Select from the data all lines with the word "ΑΙΓΑΙΟΥ".

+++ DATASET ENTRIES +++

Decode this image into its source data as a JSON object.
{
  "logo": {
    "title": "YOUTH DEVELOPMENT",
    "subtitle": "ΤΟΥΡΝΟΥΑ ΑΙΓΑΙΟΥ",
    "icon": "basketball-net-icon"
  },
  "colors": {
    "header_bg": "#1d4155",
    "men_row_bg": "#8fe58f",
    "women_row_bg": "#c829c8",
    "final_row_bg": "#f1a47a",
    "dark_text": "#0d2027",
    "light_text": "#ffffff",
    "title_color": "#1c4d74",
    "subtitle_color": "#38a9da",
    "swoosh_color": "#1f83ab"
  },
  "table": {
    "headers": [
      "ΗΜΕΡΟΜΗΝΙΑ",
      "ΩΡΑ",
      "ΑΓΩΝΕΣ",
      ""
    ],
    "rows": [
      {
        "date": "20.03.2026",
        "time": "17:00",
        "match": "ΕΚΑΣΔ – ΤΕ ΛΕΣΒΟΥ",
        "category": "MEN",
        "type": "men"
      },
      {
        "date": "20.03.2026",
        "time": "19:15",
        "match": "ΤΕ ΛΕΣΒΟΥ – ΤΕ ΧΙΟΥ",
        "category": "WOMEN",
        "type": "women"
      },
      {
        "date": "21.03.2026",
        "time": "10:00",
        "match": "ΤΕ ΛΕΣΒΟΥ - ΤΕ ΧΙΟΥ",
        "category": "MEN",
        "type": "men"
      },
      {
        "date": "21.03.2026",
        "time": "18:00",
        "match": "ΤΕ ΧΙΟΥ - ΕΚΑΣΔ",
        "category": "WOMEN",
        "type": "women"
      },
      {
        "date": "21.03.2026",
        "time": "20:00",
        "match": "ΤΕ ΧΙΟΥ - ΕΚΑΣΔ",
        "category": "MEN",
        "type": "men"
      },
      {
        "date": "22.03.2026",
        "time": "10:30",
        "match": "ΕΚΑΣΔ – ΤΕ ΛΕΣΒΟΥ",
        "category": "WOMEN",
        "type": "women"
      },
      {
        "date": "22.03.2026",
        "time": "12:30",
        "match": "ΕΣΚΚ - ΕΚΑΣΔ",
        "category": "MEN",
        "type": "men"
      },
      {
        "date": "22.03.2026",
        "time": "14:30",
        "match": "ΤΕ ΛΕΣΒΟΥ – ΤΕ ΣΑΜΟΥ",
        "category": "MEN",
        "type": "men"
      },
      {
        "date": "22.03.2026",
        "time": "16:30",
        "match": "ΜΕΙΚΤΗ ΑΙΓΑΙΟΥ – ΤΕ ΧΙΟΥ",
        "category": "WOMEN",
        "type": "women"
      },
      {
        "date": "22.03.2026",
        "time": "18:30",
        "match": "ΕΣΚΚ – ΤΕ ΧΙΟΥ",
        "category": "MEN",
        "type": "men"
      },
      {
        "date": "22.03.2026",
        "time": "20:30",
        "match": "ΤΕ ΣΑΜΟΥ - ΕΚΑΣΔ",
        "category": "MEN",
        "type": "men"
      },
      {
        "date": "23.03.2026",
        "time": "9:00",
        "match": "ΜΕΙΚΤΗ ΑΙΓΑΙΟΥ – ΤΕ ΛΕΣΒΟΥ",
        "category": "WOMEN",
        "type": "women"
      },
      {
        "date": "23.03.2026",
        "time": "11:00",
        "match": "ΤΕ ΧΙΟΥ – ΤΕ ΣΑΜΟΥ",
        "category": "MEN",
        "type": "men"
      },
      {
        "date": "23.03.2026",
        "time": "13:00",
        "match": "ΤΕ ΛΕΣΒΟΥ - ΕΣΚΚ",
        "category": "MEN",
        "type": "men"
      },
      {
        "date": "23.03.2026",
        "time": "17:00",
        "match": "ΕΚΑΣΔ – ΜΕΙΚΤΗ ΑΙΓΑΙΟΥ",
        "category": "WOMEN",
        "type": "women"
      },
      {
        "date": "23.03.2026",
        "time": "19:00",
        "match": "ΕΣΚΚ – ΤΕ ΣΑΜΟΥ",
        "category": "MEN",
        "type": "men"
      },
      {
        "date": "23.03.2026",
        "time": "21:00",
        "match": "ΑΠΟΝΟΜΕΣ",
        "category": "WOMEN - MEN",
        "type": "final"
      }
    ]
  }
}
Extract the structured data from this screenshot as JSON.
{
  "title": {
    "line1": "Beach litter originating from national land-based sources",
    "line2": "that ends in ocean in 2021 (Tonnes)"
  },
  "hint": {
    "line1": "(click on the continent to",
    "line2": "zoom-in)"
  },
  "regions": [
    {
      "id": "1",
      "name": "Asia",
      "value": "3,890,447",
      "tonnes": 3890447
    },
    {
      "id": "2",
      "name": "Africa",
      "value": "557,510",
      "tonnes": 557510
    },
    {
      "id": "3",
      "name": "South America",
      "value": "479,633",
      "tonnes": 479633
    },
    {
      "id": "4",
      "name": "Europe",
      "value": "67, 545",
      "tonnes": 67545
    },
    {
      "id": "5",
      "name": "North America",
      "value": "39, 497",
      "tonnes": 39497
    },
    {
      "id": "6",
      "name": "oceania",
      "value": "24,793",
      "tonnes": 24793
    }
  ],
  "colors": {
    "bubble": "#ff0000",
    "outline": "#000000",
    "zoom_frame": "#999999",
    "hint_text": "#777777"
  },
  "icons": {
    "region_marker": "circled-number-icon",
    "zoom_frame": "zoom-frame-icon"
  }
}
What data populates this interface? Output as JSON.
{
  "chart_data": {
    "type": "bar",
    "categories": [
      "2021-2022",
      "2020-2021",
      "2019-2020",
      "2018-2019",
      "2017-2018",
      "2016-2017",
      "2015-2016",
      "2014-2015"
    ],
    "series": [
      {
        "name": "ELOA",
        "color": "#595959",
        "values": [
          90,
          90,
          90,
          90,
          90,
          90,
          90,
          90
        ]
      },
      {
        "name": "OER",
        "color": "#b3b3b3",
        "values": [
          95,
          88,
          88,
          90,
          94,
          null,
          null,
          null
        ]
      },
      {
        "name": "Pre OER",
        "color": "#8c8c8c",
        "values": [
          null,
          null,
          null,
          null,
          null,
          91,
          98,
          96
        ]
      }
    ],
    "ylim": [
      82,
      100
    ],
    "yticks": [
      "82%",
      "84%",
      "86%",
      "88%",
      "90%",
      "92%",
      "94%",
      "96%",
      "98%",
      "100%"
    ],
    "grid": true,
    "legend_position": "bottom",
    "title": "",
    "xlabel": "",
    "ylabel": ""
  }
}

+++

- [TASK RESULT]:
    "subtitle": "ΤΟΥΡΝΟΥΑ ΑΙΓΑΙΟΥ",
        "match": "ΜΕΙΚΤΗ ΑΙΓΑΙΟΥ – ΤΕ ΧΙΟΥ",
        "match": "ΜΕΙΚΤΗ ΑΙΓΑΙΟΥ – ΤΕ ΛΕΣΒΟΥ",
        "match": "ΕΚΑΣΔ – ΜΕΙΚΤΗ ΑΙΓΑΙΟΥ",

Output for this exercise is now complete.